## Record set
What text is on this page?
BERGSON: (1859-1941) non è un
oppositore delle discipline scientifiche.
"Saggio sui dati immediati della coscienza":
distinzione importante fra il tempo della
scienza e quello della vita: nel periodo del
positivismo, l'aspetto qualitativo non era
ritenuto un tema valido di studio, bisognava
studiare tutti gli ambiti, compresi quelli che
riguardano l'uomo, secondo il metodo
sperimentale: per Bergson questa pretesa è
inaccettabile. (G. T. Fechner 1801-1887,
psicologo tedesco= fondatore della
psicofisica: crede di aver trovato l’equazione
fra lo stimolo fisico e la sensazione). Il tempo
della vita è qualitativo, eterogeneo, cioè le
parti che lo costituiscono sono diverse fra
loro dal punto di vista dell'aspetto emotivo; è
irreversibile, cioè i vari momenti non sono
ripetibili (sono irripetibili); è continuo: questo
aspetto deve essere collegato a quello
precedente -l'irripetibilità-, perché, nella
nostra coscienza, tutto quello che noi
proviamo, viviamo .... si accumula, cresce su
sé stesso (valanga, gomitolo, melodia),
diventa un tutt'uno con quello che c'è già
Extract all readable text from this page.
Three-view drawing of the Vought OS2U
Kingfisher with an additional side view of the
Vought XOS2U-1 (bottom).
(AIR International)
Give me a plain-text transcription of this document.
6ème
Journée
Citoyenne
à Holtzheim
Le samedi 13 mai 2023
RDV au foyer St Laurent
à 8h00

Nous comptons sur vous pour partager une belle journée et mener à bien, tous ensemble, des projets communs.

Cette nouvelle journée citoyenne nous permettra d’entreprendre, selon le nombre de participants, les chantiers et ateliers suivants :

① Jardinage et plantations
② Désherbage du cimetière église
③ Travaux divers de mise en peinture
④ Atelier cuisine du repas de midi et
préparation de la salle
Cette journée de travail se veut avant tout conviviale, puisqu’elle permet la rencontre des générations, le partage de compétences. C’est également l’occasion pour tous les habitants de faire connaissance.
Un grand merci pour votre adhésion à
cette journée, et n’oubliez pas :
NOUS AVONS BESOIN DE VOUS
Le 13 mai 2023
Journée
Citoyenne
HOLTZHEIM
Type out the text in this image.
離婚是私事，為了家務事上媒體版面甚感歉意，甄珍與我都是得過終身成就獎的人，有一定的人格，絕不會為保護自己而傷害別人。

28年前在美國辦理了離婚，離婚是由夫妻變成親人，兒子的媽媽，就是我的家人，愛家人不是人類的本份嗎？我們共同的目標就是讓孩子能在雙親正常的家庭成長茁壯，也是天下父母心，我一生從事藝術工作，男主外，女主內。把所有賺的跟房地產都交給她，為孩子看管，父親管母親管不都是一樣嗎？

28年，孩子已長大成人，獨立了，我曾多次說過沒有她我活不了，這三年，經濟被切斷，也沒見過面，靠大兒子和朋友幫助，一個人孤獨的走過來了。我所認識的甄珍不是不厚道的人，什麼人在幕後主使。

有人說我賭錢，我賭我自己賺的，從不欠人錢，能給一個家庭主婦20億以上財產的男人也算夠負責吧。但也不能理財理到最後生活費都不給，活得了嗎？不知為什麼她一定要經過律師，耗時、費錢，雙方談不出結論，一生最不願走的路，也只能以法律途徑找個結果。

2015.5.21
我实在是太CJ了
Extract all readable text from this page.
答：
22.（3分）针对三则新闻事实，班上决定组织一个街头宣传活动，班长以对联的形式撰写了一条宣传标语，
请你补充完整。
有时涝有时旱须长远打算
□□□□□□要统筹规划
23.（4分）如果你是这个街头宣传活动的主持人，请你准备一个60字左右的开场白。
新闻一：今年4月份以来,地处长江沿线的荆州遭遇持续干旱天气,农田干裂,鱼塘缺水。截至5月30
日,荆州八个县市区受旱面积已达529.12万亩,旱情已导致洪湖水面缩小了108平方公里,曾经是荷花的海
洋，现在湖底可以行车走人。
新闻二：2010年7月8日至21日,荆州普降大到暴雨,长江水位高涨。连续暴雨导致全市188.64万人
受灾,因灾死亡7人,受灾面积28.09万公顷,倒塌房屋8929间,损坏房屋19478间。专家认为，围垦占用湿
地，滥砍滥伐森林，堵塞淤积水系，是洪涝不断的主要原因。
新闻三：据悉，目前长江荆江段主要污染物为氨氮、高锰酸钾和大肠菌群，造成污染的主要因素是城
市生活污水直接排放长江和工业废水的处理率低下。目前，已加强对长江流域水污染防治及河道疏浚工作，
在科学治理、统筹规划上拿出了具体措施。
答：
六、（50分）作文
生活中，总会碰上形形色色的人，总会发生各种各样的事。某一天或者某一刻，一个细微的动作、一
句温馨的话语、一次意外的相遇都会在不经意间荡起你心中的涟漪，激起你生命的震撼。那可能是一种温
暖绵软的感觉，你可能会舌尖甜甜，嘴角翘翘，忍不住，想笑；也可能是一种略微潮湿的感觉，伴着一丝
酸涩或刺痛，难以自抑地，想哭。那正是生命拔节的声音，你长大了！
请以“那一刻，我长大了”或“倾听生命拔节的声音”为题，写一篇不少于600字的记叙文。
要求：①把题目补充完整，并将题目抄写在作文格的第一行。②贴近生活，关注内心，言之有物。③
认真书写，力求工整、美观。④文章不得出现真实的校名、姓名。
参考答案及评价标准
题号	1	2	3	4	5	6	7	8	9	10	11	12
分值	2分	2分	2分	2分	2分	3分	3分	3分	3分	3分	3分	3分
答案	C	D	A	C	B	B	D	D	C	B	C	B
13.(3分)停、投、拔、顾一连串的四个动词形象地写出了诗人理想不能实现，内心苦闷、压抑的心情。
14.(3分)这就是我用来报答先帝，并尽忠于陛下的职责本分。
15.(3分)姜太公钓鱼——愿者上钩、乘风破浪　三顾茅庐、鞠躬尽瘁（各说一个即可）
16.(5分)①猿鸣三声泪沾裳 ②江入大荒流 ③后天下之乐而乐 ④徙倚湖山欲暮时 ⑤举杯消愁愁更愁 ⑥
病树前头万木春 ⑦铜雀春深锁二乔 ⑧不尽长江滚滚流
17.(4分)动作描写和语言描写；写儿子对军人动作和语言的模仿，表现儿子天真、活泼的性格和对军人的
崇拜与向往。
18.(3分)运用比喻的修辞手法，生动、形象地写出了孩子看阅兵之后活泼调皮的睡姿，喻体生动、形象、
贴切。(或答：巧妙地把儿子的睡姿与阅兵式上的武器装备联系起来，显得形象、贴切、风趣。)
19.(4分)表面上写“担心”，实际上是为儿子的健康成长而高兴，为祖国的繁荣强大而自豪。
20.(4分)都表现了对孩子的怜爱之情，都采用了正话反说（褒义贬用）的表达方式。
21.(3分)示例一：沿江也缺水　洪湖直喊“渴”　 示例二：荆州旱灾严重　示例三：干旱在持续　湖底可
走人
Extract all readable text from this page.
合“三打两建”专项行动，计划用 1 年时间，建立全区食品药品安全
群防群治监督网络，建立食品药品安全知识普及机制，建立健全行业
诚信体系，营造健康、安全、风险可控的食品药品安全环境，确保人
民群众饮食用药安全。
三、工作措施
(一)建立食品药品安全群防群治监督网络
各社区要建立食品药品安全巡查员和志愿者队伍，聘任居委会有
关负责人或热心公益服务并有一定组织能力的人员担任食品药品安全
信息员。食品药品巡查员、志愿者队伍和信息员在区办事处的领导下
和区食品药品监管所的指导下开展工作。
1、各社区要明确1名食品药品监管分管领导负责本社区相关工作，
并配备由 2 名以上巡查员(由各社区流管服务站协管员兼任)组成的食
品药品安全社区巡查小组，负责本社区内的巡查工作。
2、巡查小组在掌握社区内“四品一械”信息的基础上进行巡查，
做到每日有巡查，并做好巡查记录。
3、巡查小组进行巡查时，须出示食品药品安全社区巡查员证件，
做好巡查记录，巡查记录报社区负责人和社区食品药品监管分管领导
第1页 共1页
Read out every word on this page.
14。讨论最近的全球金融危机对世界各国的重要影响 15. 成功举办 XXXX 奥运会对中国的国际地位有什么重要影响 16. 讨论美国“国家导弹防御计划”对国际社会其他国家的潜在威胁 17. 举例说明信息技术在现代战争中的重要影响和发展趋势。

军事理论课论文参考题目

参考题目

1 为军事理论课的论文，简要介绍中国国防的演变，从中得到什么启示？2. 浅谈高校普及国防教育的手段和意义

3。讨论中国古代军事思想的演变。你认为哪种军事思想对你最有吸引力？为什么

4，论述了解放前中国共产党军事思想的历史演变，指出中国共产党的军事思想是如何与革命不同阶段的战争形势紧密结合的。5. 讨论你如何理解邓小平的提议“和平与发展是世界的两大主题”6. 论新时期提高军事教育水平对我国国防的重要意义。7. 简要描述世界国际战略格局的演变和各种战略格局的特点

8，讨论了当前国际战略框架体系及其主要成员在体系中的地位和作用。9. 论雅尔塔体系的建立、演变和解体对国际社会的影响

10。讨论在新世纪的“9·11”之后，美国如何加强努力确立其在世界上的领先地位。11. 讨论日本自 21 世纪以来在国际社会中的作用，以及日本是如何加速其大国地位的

## Aim
List all lines holding the string "sono".

## Exercise result
parti che lo costituiscono sono diverse fra
irreversibile, cioè i vari momenti non sono
ripetibili (sono irripetibili); è continuo: questo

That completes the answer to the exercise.